▶ [Task instructions]:
Copy the lines again word for word, from the first one through the line with "428, 373, 450]".

▶ [Material shown]:
__________

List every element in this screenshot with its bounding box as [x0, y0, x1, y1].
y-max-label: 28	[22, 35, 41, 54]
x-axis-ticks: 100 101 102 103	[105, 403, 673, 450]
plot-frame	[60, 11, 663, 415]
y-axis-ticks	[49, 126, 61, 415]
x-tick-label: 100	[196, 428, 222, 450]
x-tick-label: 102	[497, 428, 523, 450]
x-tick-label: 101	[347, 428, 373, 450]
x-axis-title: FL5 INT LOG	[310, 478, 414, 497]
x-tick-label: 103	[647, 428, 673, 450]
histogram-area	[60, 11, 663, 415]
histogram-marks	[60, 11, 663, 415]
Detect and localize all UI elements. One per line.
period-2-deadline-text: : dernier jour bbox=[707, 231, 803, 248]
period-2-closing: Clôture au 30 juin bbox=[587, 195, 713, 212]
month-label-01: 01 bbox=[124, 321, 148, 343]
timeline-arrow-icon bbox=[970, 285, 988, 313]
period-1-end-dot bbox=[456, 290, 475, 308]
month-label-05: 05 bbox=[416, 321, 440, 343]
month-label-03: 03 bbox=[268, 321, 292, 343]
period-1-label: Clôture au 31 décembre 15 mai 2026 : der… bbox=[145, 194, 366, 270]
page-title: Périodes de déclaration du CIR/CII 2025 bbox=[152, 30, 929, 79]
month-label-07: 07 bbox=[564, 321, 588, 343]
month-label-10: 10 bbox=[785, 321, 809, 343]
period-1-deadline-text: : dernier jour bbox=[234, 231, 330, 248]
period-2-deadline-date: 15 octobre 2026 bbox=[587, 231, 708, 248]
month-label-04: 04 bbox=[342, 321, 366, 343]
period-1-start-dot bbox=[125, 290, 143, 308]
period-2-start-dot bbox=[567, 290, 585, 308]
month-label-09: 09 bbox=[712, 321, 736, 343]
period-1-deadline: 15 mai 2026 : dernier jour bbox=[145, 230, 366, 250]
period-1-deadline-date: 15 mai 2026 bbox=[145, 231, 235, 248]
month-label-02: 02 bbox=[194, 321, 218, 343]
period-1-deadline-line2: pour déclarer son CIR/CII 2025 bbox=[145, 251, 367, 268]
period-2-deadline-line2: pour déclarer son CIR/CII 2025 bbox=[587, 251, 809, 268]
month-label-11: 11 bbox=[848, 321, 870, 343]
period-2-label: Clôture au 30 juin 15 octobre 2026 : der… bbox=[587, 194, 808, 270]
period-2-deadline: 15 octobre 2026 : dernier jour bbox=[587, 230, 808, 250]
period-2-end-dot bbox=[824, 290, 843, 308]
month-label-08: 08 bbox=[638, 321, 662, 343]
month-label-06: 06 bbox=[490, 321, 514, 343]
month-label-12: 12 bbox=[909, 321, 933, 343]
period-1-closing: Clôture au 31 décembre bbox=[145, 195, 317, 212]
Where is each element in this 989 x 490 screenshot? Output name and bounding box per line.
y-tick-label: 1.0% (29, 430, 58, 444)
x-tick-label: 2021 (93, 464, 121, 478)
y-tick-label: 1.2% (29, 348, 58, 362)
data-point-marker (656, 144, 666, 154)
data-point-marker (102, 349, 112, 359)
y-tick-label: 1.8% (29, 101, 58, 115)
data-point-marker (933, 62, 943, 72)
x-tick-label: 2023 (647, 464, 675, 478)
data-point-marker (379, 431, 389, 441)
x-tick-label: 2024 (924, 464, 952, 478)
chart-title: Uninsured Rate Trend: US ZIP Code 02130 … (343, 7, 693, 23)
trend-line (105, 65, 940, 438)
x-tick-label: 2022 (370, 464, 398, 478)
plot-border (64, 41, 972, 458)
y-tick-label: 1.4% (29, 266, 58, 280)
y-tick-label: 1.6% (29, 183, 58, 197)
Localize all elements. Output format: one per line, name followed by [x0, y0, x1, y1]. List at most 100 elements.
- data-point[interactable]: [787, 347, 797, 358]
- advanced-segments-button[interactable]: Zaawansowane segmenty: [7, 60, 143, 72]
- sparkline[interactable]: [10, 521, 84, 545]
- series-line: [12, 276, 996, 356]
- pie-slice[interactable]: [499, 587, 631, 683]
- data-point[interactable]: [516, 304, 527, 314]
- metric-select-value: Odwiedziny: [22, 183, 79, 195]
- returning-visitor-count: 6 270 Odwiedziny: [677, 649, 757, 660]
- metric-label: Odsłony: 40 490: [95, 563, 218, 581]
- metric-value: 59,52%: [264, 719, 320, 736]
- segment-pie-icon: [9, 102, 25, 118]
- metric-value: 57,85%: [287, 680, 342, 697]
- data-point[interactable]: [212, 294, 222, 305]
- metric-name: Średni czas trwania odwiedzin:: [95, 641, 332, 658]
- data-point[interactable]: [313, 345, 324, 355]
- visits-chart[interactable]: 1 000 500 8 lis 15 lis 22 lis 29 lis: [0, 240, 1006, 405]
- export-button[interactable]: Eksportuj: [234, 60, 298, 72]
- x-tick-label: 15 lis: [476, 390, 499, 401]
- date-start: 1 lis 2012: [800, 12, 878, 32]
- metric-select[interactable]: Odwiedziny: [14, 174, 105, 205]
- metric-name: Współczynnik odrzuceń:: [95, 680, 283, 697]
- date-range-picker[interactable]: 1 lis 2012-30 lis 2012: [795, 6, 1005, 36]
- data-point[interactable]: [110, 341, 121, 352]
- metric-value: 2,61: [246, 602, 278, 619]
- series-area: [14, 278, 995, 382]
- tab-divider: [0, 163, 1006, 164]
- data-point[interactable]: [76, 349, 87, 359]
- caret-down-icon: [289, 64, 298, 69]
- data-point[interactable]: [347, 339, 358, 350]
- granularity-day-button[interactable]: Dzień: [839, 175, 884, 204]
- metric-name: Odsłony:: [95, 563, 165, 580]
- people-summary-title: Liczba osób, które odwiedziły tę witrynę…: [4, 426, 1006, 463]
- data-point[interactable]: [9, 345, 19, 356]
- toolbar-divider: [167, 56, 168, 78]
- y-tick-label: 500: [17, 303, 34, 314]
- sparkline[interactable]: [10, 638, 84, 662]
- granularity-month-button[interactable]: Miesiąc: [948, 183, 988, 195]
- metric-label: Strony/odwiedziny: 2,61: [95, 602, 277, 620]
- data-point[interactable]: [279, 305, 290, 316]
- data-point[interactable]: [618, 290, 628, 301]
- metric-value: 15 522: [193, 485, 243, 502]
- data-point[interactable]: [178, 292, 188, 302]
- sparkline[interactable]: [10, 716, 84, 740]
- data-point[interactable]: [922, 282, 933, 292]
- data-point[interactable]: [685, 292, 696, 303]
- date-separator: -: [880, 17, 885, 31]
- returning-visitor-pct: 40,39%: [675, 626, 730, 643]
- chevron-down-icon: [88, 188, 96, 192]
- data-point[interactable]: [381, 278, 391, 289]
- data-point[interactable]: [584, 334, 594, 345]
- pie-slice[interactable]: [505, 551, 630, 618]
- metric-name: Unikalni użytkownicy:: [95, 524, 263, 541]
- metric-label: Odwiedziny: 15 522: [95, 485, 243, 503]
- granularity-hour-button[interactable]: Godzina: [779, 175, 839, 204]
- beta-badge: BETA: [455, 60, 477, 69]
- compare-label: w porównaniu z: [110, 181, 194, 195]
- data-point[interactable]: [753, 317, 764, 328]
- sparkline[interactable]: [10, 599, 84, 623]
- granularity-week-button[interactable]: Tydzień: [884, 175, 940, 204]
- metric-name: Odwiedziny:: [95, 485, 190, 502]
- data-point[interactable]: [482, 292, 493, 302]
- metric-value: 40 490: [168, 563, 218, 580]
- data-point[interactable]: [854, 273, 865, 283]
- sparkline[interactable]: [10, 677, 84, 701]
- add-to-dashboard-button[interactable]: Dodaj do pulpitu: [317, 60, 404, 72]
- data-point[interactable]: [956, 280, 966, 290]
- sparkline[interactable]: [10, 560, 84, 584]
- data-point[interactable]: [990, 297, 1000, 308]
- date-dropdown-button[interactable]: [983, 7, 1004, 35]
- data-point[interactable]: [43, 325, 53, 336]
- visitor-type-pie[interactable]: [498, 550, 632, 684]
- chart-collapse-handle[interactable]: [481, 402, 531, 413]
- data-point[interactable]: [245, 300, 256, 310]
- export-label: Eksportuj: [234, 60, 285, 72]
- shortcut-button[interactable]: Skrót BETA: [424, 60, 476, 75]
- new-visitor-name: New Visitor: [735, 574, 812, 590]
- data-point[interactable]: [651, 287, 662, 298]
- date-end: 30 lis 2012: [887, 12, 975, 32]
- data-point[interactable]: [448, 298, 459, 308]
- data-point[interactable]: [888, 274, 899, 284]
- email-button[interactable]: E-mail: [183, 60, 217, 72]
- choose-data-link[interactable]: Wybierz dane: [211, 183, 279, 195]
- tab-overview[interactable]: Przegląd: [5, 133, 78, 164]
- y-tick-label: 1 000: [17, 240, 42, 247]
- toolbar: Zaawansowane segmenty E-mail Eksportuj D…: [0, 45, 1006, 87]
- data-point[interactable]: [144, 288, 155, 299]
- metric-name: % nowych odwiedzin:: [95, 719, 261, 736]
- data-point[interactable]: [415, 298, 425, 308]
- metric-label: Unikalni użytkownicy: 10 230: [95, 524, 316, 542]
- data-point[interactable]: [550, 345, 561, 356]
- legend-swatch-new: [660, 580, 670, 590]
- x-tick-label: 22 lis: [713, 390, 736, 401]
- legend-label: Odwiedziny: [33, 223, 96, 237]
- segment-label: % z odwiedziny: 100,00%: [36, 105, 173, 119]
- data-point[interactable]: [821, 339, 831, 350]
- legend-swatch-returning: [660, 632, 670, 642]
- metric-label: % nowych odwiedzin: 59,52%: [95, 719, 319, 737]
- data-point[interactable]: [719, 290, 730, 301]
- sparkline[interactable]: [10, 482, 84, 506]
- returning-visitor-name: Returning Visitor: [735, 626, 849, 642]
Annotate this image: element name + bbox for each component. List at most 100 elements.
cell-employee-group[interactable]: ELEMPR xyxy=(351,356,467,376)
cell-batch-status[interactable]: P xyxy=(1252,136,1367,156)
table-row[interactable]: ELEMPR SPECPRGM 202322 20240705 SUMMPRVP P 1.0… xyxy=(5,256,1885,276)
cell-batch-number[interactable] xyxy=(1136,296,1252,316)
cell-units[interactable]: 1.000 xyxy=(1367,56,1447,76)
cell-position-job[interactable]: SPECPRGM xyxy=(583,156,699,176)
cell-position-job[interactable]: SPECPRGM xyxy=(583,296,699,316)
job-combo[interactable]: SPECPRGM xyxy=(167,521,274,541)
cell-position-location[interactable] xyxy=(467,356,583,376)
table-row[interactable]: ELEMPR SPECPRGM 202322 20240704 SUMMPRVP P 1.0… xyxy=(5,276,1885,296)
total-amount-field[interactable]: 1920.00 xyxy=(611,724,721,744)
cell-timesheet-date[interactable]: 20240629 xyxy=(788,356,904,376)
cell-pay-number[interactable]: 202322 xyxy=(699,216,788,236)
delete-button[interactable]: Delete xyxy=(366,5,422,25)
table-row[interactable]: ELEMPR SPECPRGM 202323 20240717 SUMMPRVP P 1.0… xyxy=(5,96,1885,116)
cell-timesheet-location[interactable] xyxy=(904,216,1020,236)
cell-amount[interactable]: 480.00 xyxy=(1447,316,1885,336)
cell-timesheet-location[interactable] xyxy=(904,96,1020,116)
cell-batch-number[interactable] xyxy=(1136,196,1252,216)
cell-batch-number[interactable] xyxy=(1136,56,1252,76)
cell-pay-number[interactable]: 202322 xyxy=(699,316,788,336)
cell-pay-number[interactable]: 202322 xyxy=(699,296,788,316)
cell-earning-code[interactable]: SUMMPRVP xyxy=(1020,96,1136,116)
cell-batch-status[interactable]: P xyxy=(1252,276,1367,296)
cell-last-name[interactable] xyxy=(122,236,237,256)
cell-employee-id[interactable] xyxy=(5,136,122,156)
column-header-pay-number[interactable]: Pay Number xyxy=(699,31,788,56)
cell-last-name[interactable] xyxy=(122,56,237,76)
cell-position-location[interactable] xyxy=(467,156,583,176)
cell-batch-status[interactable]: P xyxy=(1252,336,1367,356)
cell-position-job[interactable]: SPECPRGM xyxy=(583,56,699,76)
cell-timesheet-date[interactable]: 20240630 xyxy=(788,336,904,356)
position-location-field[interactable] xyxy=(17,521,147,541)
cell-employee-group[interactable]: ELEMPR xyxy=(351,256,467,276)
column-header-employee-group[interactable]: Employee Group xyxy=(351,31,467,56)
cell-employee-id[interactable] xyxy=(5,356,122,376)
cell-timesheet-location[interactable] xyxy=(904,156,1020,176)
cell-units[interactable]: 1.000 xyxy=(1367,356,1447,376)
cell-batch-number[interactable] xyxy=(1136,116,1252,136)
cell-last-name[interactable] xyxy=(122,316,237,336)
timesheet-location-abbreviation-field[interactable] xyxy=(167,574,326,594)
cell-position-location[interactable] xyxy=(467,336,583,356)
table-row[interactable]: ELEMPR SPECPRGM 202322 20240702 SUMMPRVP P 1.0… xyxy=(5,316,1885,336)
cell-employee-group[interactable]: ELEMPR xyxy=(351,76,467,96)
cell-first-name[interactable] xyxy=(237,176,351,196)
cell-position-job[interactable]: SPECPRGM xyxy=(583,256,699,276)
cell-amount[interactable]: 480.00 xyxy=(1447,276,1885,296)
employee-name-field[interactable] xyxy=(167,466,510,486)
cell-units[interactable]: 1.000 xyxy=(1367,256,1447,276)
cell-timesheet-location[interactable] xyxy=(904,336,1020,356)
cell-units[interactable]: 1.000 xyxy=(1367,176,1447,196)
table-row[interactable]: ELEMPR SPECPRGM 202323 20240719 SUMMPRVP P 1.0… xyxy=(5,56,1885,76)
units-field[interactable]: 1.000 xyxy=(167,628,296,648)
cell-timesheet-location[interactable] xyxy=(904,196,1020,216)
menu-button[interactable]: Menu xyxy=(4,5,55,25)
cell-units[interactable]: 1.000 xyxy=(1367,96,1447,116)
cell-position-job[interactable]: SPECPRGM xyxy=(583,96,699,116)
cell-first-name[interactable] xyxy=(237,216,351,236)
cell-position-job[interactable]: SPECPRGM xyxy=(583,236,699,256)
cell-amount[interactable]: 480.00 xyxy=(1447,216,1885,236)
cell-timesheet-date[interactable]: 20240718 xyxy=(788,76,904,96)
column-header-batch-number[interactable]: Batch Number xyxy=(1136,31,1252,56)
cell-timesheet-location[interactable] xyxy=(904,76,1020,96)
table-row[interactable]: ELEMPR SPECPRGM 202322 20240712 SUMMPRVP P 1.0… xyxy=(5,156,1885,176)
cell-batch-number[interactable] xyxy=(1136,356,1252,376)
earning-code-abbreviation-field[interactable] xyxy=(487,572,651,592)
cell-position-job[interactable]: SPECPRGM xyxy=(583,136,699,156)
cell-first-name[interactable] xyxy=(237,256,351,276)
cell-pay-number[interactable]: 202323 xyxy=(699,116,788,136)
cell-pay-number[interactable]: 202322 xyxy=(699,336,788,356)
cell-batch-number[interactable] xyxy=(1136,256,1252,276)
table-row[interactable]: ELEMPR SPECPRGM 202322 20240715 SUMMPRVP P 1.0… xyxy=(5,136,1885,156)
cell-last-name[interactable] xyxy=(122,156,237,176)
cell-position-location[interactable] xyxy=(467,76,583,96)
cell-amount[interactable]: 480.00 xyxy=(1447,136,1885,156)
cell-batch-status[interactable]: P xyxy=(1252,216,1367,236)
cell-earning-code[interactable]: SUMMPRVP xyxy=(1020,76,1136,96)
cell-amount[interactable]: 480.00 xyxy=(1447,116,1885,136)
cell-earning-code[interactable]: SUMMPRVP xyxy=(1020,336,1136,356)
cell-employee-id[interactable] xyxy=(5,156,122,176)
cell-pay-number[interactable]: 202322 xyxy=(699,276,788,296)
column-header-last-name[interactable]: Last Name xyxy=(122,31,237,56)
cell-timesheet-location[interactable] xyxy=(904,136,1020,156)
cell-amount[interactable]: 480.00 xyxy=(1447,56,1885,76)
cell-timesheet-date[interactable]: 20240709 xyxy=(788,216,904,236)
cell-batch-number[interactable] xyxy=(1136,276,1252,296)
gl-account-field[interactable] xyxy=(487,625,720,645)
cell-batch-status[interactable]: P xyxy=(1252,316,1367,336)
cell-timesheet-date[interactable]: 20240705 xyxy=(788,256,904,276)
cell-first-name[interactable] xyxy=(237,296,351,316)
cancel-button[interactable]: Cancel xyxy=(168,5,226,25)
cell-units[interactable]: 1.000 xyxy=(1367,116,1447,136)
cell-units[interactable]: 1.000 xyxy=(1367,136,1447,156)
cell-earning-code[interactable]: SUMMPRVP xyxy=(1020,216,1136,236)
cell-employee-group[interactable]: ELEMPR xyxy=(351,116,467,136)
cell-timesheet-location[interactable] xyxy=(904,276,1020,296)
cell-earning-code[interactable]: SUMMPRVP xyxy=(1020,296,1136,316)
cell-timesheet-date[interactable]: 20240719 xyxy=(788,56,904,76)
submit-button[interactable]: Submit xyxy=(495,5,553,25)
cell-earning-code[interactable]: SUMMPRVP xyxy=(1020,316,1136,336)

__________

▶ [Correct output]:
List every element in this screenshot with its bounding box as [x0, y0, x1, y1].
y-max-label: 28	[22, 35, 41, 54]
x-axis-ticks: 100 101 102 103	[105, 403, 673, 450]
plot-frame	[60, 11, 663, 415]
y-axis-ticks	[49, 126, 61, 415]
x-tick-label: 100	[196, 428, 222, 450]
x-tick-label: 102	[497, 428, 523, 450]
x-tick-label: 101	[347, 428, 373, 450]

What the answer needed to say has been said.